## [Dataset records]
"""

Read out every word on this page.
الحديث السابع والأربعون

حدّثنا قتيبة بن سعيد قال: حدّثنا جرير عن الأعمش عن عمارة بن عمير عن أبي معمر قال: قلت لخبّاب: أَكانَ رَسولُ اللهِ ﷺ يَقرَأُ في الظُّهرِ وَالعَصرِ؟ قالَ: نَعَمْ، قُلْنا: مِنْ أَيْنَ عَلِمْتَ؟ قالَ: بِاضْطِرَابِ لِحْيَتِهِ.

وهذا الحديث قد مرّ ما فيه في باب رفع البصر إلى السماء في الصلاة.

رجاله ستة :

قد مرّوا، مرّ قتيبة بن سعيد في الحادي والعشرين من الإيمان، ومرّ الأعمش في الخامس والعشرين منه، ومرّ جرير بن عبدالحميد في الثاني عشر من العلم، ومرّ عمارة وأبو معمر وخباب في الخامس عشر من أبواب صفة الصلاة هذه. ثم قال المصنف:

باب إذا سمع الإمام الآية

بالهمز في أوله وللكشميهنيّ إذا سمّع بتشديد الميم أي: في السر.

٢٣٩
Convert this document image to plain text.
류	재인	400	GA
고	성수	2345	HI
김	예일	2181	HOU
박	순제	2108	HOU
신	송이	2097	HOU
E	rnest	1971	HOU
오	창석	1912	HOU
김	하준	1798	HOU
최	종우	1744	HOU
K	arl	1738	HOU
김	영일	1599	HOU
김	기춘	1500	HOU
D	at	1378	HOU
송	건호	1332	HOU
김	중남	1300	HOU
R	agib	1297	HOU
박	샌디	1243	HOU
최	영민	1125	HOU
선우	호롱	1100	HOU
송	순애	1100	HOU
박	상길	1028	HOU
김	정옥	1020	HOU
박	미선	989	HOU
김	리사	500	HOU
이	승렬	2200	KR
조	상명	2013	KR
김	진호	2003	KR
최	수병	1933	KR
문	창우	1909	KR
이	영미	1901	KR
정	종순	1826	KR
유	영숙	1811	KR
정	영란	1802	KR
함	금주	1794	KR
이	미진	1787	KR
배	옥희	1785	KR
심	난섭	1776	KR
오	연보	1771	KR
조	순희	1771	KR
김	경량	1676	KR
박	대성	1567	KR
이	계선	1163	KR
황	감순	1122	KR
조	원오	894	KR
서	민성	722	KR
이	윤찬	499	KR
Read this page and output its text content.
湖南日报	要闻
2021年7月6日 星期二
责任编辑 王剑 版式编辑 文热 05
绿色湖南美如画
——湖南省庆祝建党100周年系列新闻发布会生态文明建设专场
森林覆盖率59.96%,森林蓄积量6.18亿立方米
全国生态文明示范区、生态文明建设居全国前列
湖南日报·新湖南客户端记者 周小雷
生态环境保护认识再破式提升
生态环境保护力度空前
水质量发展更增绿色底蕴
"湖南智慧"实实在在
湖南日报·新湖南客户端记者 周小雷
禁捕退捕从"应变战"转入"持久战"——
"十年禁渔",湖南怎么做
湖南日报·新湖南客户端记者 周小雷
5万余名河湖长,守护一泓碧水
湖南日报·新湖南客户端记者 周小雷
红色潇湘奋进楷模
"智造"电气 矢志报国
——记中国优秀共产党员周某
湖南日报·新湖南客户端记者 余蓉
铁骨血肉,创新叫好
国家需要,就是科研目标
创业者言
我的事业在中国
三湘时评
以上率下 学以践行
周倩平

"""

## [PROBLEM DESCRIPTION]
Repeat exactly, and only, the lines from the one containing "Read this page and output its text content." through the end of the material.

## [REPLY]
Read this page and output its text content.
湖南日报	要闻
2021年7月6日 星期二
责任编辑 王剑 版式编辑 文热 05
绿色湖南美如画
——湖南省庆祝建党100周年系列新闻发布会生态文明建设专场
森林覆盖率59.96%,森林蓄积量6.18亿立方米
全国生态文明示范区、生态文明建设居全国前列
湖南日报·新湖南客户端记者 周小雷
生态环境保护认识再破式提升
生态环境保护力度空前
水质量发展更增绿色底蕴
"湖南智慧"实实在在
湖南日报·新湖南客户端记者 周小雷
禁捕退捕从"应变战"转入"持久战"——
"十年禁渔",湖南怎么做
湖南日报·新湖南客户端记者 周小雷
5万余名河湖长,守护一泓碧水
湖南日报·新湖南客户端记者 周小雷
红色潇湘奋进楷模
"智造"电气 矢志报国
——记中国优秀共产党员周某
湖南日报·新湖南客户端记者 余蓉
铁骨血肉,创新叫好
国家需要,就是科研目标
创业者言
我的事业在中国
三湘时评
以上率下 学以践行
周倩平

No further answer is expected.